### DATASET RECORDS
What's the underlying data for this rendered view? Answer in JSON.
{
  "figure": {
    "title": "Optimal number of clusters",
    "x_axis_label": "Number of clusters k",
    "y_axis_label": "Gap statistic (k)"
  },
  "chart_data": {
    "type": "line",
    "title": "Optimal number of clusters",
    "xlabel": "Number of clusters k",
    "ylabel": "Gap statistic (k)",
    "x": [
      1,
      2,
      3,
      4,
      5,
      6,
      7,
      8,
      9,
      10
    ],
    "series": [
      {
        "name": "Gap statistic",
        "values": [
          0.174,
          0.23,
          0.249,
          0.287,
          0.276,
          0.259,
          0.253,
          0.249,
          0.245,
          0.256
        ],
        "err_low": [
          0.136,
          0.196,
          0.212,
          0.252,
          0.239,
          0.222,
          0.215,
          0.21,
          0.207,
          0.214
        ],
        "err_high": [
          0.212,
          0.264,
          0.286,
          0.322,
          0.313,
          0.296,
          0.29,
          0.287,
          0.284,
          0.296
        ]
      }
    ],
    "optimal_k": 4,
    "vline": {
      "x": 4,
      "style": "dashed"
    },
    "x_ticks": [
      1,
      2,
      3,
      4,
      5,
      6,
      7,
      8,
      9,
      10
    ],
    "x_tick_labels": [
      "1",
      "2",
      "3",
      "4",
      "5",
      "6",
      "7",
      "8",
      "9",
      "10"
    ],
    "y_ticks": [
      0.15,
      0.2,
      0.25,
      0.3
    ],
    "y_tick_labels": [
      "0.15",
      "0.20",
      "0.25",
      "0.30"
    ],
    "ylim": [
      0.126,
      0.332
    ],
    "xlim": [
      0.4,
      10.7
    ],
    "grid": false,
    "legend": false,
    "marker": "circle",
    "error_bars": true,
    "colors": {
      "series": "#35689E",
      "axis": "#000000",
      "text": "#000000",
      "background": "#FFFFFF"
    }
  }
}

### GOAL OF THE EXERCISE
Write out the data exactly as it stands.

### THE COMPLETED TASK
What's the underlying data for this rendered view? Answer in JSON.
{
  "figure": {
    "title": "Optimal number of clusters",
    "x_axis_label": "Number of clusters k",
    "y_axis_label": "Gap statistic (k)"
  },
  "chart_data": {
    "type": "line",
    "title": "Optimal number of clusters",
    "xlabel": "Number of clusters k",
    "ylabel": "Gap statistic (k)",
    "x": [
      1,
      2,
      3,
      4,
      5,
      6,
      7,
      8,
      9,
      10
    ],
    "series": [
      {
        "name": "Gap statistic",
        "values": [
          0.174,
          0.23,
          0.249,
          0.287,
          0.276,
          0.259,
          0.253,
          0.249,
          0.245,
          0.256
        ],
        "err_low": [
          0.136,
          0.196,
          0.212,
          0.252,
          0.239,
          0.222,
          0.215,
          0.21,
          0.207,
          0.214
        ],
        "err_high": [
          0.212,
          0.264,
          0.286,
          0.322,
          0.313,
          0.296,
          0.29,
          0.287,
          0.284,
          0.296
        ]
      }
    ],
    "optimal_k": 4,
    "vline": {
      "x": 4,
      "style": "dashed"
    },
    "x_ticks": [
      1,
      2,
      3,
      4,
      5,
      6,
      7,
      8,
      9,
      10
    ],
    "x_tick_labels": [
      "1",
      "2",
      "3",
      "4",
      "5",
      "6",
      "7",
      "8",
      "9",
      "10"
    ],
    "y_ticks": [
      0.15,
      0.2,
      0.25,
      0.3
    ],
    "y_tick_labels": [
      "0.15",
      "0.20",
      "0.25",
      "0.30"
    ],
    "ylim": [
      0.126,
      0.332
    ],
    "xlim": [
      0.4,
      10.7
    ],
    "grid": false,
    "legend": false,
    "marker": "circle",
    "error_bars": true,
    "colors": {
      "series": "#35689E",
      "axis": "#000000",
      "text": "#000000",
      "background": "#FFFFFF"
    }
  }
}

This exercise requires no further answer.